Data excerpts
------------------------------------------------------------------------

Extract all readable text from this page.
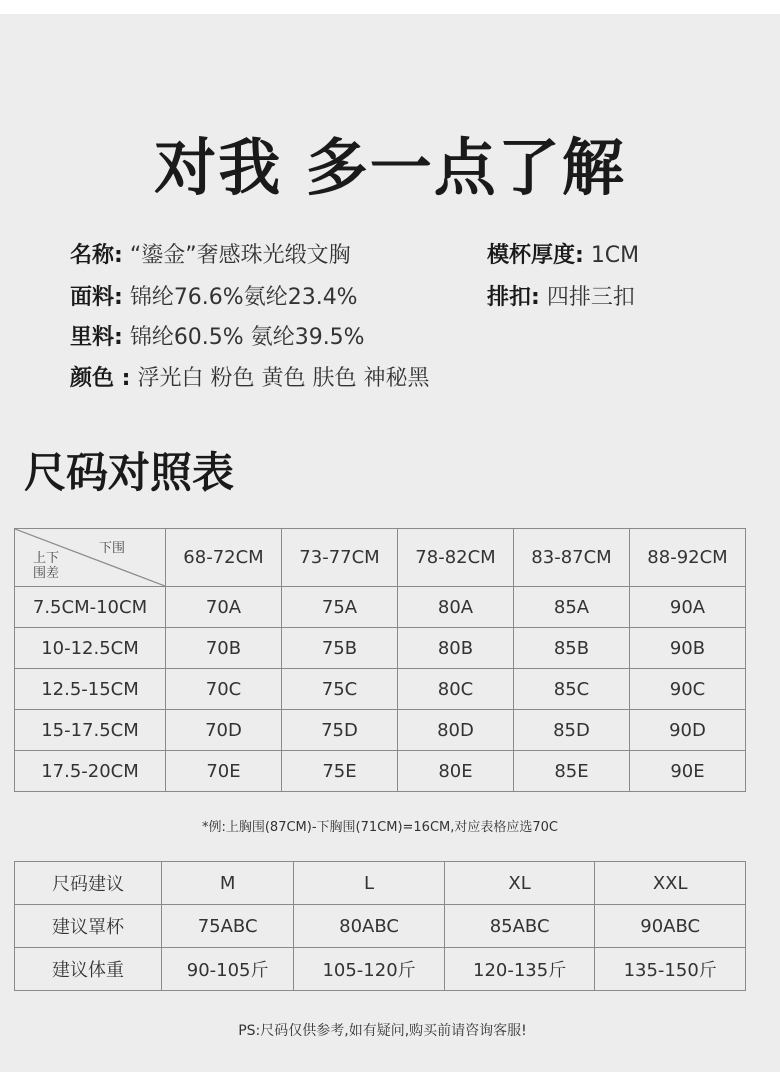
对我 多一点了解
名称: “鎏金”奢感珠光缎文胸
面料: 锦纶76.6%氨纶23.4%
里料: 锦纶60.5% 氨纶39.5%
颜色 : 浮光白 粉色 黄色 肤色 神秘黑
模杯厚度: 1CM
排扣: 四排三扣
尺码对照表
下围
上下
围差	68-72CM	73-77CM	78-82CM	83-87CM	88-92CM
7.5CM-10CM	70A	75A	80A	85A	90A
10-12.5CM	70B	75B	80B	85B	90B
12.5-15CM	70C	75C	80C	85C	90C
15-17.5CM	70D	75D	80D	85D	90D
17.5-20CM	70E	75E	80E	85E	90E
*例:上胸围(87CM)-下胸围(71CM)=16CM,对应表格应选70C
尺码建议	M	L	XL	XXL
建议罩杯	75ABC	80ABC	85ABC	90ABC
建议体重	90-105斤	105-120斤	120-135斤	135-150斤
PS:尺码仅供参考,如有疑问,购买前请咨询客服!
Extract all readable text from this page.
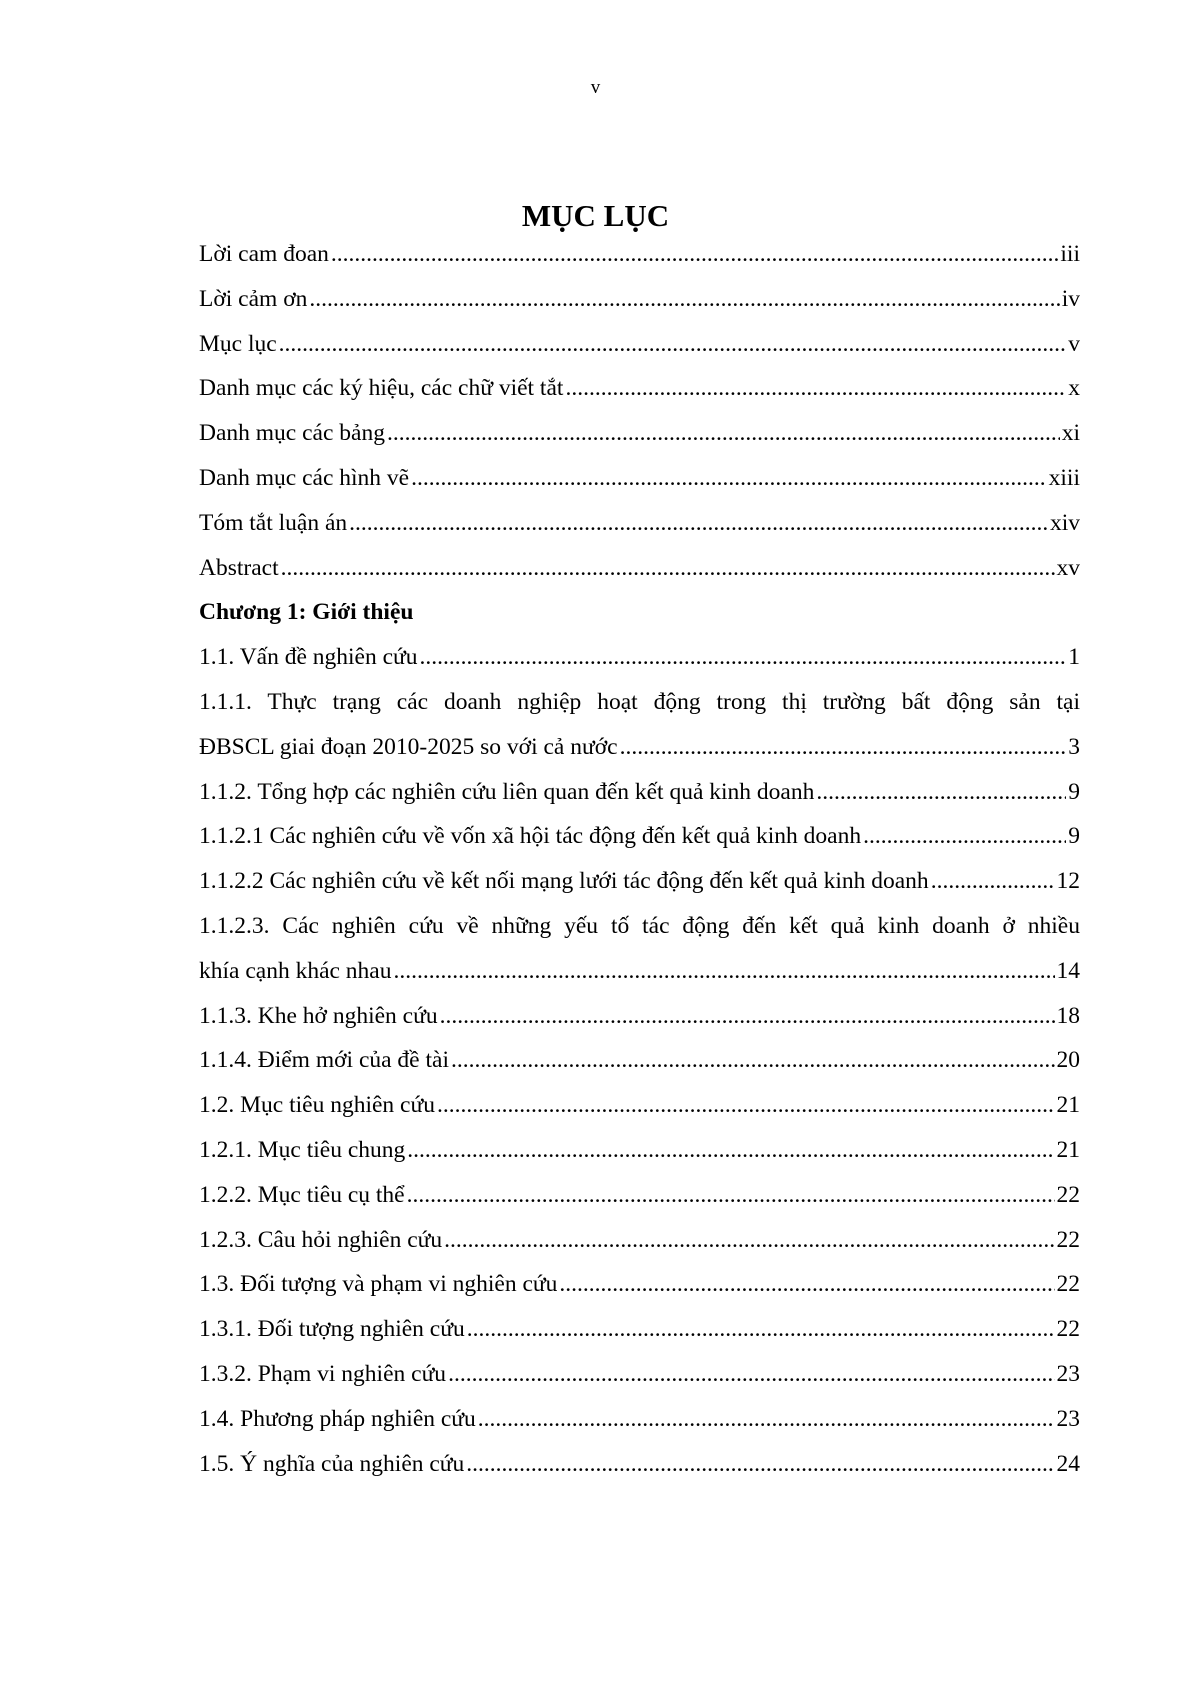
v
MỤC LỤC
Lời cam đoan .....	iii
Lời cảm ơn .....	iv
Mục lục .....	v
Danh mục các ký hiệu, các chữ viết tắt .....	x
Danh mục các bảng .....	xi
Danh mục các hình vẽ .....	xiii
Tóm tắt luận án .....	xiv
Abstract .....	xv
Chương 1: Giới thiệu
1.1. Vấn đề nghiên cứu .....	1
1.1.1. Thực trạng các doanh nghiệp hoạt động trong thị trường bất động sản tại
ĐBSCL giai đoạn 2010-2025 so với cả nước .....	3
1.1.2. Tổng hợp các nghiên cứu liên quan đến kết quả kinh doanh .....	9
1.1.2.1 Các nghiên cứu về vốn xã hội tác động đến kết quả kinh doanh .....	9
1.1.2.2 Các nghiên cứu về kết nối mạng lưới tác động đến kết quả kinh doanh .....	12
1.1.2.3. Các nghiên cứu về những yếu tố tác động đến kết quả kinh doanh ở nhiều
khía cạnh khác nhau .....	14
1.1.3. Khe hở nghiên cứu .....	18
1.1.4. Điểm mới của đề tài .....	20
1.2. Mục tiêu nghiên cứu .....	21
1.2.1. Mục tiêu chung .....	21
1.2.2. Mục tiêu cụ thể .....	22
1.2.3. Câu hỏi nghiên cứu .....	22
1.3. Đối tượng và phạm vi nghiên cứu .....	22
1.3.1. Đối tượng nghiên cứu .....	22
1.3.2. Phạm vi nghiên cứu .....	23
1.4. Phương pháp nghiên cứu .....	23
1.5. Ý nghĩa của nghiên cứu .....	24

------------------------------------------------------------------------

Task directions
Reproduce each line of the records exactly, and omit every picture.

Solution to this problem
Extract all readable text from this page.
对我 多一点了解
名称: “鎏金”奢感珠光缎文胸
面料: 锦纶76.6%氨纶23.4%
里料: 锦纶60.5% 氨纶39.5%
颜色 : 浮光白 粉色 黄色 肤色 神秘黑
模杯厚度: 1CM
排扣: 四排三扣
尺码对照表
下围
上下
围差	68-72CM	73-77CM	78-82CM	83-87CM	88-92CM
7.5CM-10CM	70A	75A	80A	85A	90A
10-12.5CM	70B	75B	80B	85B	90B
12.5-15CM	70C	75C	80C	85C	90C
15-17.5CM	70D	75D	80D	85D	90D
17.5-20CM	70E	75E	80E	85E	90E
*例:上胸围(87CM)-下胸围(71CM)=16CM,对应表格应选70C
尺码建议	M	L	XL	XXL
建议罩杯	75ABC	80ABC	85ABC	90ABC
建议体重	90-105斤	105-120斤	120-135斤	135-150斤
PS:尺码仅供参考,如有疑问,购买前请咨询客服!
Extract all readable text from this page.
v
MỤC LỤC
Lời cam đoan .....	iii
Lời cảm ơn .....	iv
Mục lục .....	v
Danh mục các ký hiệu, các chữ viết tắt .....	x
Danh mục các bảng .....	xi
Danh mục các hình vẽ .....	xiii
Tóm tắt luận án .....	xiv
Abstract .....	xv
Chương 1: Giới thiệu
1.1. Vấn đề nghiên cứu .....	1
1.1.1. Thực trạng các doanh nghiệp hoạt động trong thị trường bất động sản tại
ĐBSCL giai đoạn 2010-2025 so với cả nước .....	3
1.1.2. Tổng hợp các nghiên cứu liên quan đến kết quả kinh doanh .....	9
1.1.2.1 Các nghiên cứu về vốn xã hội tác động đến kết quả kinh doanh .....	9
1.1.2.2 Các nghiên cứu về kết nối mạng lưới tác động đến kết quả kinh doanh .....	12
1.1.2.3. Các nghiên cứu về những yếu tố tác động đến kết quả kinh doanh ở nhiều
khía cạnh khác nhau .....	14
1.1.3. Khe hở nghiên cứu .....	18
1.1.4. Điểm mới của đề tài .....	20
1.2. Mục tiêu nghiên cứu .....	21
1.2.1. Mục tiêu chung .....	21
1.2.2. Mục tiêu cụ thể .....	22
1.2.3. Câu hỏi nghiên cứu .....	22
1.3. Đối tượng và phạm vi nghiên cứu .....	22
1.3.1. Đối tượng nghiên cứu .....	22
1.3.2. Phạm vi nghiên cứu .....	23
1.4. Phương pháp nghiên cứu .....	23
1.5. Ý nghĩa của nghiên cứu .....	24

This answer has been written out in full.